____ PROVIDED ENTRIES

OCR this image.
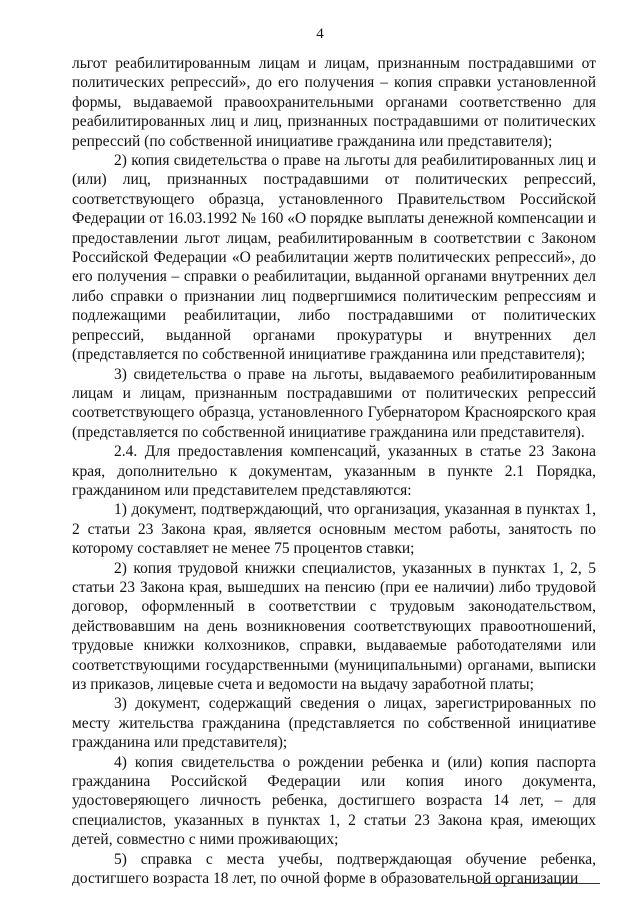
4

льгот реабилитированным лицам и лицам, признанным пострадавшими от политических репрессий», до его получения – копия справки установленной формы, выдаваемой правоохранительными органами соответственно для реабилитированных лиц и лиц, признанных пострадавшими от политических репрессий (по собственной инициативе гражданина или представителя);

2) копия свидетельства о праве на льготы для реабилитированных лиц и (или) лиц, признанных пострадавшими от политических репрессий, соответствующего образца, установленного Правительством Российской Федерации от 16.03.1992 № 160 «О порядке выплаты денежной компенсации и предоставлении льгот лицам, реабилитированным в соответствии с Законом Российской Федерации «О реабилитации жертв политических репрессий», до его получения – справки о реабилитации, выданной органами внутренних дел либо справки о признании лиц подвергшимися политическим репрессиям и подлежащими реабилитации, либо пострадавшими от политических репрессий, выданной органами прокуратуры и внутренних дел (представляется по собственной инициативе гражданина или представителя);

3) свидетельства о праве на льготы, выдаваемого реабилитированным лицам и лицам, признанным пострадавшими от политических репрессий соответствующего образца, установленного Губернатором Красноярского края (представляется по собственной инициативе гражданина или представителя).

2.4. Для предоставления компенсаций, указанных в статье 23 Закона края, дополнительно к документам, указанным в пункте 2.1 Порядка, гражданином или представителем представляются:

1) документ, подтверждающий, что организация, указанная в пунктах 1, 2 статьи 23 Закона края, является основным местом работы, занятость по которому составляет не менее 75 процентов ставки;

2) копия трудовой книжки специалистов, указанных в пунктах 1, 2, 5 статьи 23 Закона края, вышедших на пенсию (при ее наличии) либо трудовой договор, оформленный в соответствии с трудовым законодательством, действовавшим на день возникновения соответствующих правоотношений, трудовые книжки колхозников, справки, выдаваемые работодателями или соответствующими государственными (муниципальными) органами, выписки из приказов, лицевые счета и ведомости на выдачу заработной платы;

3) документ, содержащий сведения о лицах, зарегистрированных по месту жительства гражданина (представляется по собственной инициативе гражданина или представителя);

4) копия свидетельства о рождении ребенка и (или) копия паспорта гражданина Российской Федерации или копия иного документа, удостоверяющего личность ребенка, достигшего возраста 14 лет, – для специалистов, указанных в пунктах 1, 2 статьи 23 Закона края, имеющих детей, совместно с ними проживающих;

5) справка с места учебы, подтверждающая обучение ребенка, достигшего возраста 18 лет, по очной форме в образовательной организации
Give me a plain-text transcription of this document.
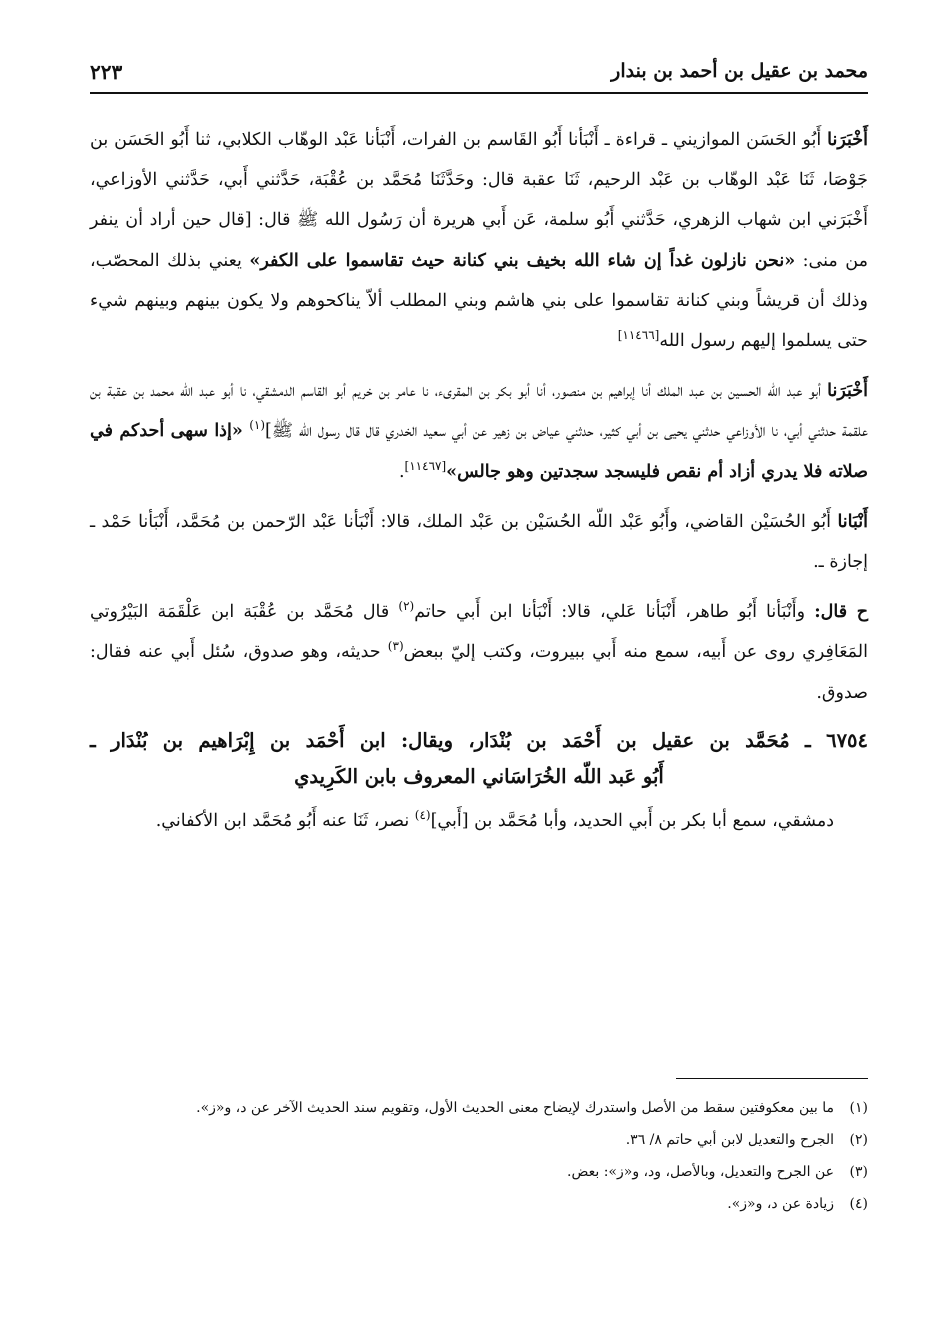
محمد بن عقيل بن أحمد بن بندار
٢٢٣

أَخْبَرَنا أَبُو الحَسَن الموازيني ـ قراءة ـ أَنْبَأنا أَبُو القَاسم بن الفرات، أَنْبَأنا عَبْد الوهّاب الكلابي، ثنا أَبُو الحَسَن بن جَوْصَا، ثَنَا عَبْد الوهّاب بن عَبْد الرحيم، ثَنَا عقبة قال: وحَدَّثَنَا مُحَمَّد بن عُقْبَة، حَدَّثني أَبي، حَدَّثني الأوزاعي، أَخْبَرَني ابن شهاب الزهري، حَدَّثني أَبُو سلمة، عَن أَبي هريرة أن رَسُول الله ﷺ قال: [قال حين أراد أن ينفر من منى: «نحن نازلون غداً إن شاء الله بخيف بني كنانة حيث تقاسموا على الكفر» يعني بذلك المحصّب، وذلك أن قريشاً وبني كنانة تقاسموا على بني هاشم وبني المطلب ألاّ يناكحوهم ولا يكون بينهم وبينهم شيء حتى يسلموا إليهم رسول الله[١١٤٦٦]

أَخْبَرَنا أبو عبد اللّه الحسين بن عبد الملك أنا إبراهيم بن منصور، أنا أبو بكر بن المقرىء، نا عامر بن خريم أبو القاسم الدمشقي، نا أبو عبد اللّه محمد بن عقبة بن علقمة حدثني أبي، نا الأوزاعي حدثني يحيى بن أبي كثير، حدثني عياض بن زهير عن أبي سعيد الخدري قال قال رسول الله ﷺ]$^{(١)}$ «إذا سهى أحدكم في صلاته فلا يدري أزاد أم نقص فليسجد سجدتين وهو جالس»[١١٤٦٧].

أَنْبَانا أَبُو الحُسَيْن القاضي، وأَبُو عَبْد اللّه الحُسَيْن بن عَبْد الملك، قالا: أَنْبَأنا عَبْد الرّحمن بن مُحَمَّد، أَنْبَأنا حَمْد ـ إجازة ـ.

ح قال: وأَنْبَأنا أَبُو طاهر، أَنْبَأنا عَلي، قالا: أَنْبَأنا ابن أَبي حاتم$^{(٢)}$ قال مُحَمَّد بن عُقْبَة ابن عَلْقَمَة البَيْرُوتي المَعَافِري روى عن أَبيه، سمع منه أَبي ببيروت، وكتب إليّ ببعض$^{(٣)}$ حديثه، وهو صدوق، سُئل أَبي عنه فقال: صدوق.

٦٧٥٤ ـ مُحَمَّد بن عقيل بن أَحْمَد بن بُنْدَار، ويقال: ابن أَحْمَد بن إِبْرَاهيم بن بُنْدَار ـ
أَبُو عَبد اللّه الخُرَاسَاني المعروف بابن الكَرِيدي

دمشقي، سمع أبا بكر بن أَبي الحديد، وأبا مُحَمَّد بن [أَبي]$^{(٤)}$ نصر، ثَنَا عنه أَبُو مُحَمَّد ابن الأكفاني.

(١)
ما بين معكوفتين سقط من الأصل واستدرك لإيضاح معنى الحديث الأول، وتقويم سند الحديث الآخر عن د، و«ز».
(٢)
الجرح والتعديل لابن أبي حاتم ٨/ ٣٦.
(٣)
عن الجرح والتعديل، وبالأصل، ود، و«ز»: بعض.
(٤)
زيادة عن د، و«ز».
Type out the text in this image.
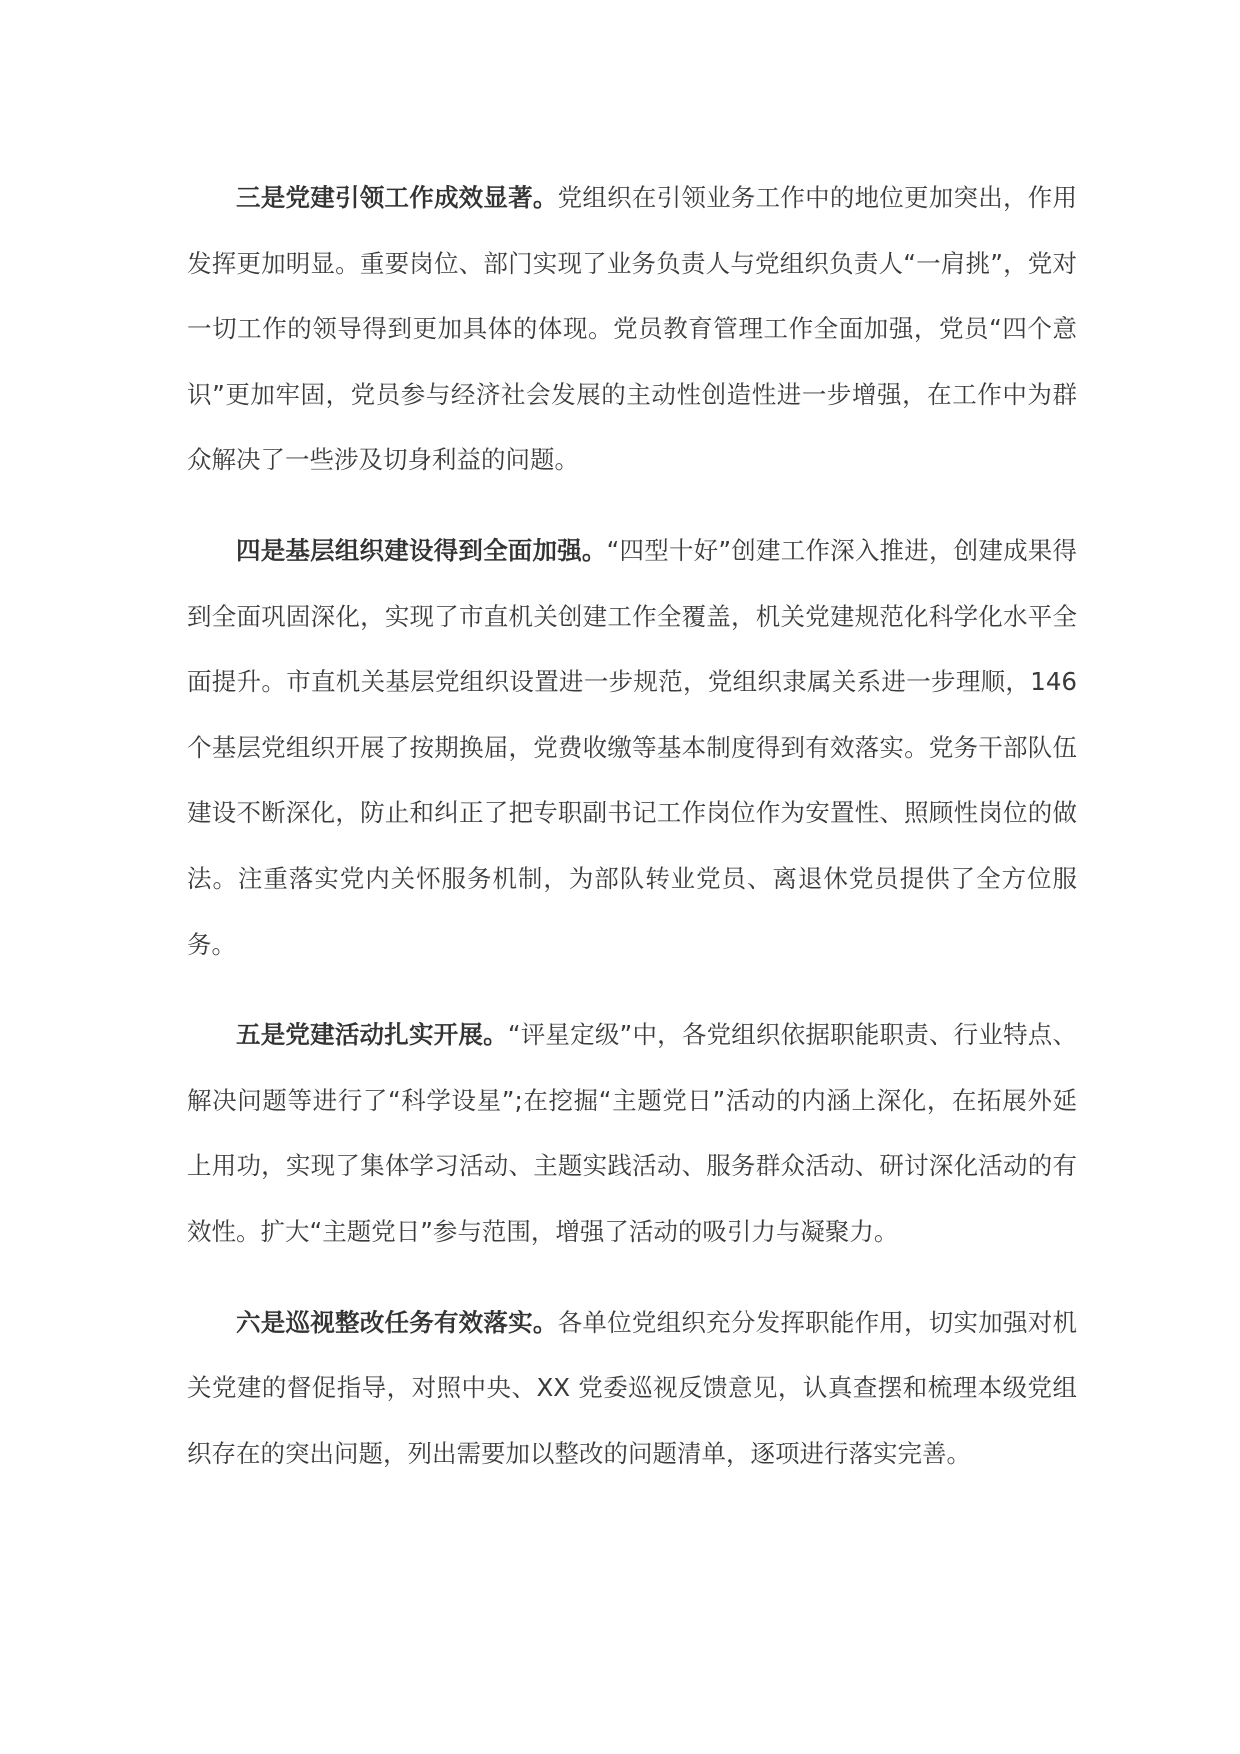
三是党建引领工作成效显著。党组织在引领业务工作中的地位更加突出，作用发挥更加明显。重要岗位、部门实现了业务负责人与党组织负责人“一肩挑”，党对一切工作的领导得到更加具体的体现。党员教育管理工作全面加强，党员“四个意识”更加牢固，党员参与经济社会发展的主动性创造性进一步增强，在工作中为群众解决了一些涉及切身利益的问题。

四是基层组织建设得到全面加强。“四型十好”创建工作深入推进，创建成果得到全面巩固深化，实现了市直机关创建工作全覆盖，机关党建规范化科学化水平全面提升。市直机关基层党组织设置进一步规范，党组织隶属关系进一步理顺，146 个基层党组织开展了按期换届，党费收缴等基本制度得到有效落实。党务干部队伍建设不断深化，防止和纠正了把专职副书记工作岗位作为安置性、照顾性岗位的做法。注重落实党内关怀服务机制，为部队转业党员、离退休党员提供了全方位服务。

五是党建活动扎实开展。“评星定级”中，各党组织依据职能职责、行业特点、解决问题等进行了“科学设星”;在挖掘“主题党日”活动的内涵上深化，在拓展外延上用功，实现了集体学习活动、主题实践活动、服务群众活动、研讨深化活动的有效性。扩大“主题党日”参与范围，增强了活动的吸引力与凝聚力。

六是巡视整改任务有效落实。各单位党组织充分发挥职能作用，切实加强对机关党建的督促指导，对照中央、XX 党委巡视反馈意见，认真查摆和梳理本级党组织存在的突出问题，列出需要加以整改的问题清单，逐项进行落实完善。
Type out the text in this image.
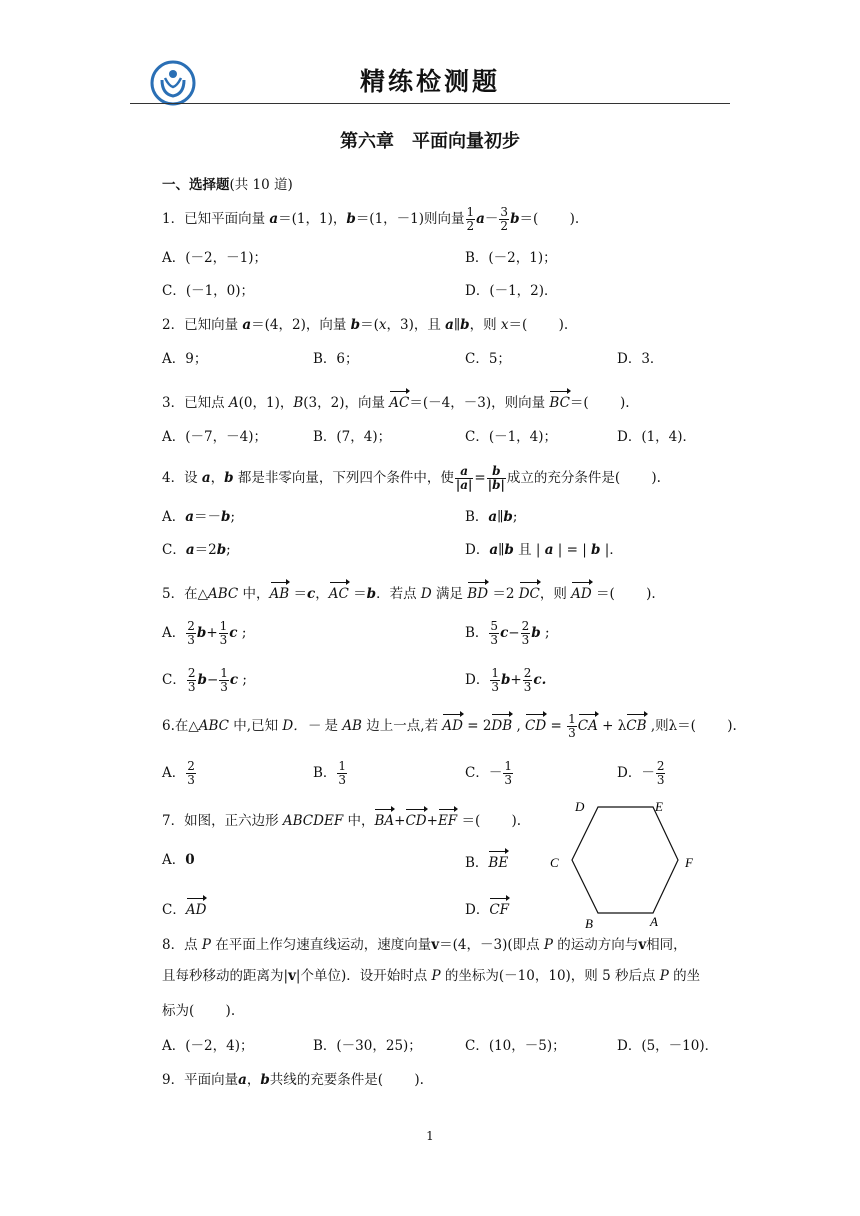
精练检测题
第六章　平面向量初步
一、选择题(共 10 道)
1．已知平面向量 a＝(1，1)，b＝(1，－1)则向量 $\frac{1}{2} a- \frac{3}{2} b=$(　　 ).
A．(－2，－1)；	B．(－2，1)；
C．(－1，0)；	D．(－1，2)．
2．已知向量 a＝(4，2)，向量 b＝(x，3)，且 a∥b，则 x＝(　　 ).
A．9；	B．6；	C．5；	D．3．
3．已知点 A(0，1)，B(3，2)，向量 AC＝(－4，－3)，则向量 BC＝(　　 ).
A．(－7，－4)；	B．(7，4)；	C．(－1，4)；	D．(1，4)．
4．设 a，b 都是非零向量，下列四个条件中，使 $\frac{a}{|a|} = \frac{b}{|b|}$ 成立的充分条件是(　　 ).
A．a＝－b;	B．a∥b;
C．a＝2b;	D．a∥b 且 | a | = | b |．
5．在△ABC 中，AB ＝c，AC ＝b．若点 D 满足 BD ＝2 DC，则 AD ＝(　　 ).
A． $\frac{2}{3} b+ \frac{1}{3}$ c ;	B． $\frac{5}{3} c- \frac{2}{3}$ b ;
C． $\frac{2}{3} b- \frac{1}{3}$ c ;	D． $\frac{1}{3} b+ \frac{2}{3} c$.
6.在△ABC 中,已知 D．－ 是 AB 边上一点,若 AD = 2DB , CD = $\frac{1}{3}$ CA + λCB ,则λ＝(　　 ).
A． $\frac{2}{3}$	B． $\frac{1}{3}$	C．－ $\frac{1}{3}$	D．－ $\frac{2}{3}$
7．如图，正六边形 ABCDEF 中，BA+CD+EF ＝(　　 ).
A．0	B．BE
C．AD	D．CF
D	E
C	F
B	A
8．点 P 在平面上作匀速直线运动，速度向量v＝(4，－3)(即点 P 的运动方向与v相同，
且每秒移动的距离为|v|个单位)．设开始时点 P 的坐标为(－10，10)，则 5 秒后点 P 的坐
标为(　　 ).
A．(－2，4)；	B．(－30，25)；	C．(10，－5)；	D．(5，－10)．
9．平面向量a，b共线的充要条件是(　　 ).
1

________

= REQUIREMENTS =
Wherever a line in the data above holds "حاتم", copy that line.

= EXERCISE SOLUTION =
ح قال: وأَنْبَأنا أَبُو طاهر، أَنْبَأنا عَلي، قالا: أَنْبَأنا ابن أَبي حاتم$^{(٢)}$ قال مُحَمَّد بن عُقْبَة ابن عَلْقَمَة البَيْرُوتي المَعَافِري روى عن أَبيه، سمع منه أَبي ببيروت، وكتب إليّ ببعض$^{(٣)}$ حديثه، وهو صدوق، سُئل أَبي عنه فقال: صدوق.
الجرح والتعديل لابن أبي حاتم ٨/ ٣٦.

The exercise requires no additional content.